[Saved entries]

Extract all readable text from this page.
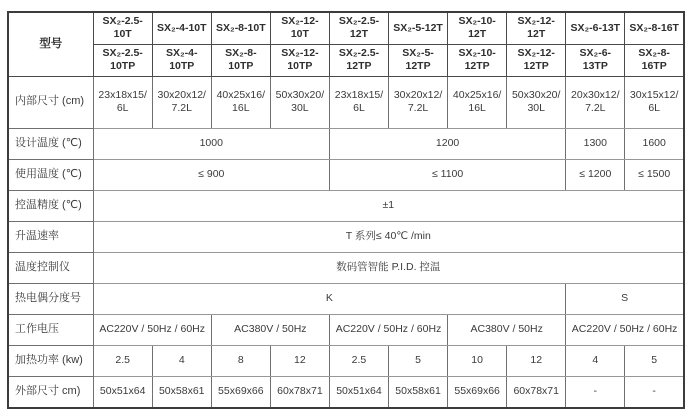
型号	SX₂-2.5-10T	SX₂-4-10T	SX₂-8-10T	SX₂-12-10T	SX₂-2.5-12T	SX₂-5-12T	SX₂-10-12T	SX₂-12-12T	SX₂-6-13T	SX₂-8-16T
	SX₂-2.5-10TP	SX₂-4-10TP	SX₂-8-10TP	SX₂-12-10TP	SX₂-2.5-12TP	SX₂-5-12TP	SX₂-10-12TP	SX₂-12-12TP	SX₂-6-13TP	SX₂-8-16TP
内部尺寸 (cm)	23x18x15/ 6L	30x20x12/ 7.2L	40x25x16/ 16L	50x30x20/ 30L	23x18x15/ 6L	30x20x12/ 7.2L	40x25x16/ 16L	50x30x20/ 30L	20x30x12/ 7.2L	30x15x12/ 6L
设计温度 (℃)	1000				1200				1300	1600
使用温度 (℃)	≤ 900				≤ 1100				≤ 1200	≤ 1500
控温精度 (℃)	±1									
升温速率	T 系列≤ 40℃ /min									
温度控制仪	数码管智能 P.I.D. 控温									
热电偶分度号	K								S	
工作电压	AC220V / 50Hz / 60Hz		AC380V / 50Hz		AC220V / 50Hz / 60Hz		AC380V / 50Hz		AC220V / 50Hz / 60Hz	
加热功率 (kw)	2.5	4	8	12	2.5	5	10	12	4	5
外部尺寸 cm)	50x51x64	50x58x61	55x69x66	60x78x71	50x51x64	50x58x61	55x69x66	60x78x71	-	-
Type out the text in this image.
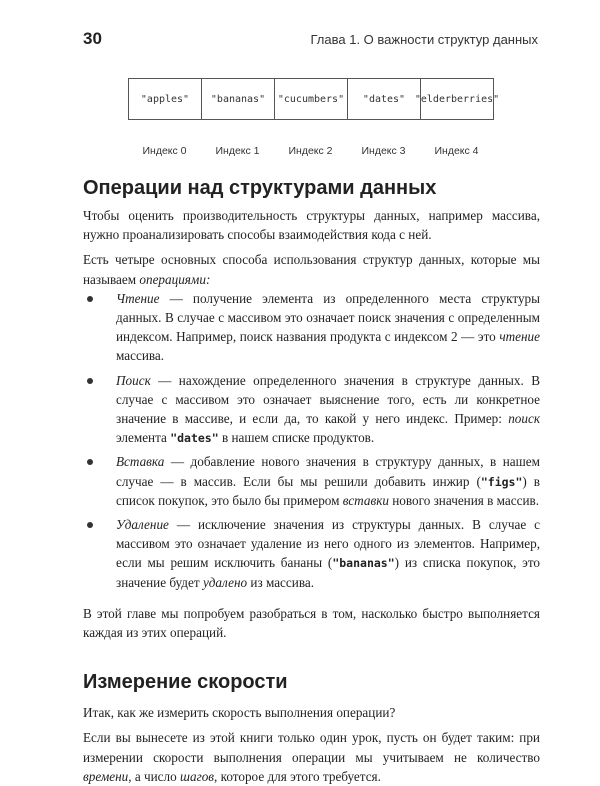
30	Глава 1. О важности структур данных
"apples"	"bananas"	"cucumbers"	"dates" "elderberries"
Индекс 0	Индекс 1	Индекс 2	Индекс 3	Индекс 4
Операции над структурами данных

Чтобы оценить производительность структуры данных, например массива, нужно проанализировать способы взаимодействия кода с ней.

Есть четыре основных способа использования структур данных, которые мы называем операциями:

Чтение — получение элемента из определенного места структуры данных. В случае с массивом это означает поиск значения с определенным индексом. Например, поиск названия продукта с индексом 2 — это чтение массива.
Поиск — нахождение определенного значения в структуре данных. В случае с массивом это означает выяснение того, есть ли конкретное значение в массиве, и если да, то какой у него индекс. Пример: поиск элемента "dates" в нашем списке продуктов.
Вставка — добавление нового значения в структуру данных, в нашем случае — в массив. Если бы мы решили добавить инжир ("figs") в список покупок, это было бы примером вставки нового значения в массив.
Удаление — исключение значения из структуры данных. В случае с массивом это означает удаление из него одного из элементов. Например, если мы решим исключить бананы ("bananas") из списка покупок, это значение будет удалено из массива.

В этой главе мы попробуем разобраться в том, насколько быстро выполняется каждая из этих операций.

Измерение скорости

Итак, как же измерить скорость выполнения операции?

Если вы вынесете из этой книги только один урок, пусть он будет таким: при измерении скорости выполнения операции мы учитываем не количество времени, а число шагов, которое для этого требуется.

AIM OF THE TASK: In the material above, show every line where the word "будет" turns up.

REPLY:
Удаление — исключение значения из структуры данных. В случае с массивом это означает удаление из него одного из элементов. Например, если мы решим исключить бананы ("bananas") из списка покупок, это значение будет удалено из массива.
Если вы вынесете из этой книги только один урок, пусть он будет таким: при измерении скорости выполнения операции мы учитываем не количество времени, а число шагов, которое для этого требуется.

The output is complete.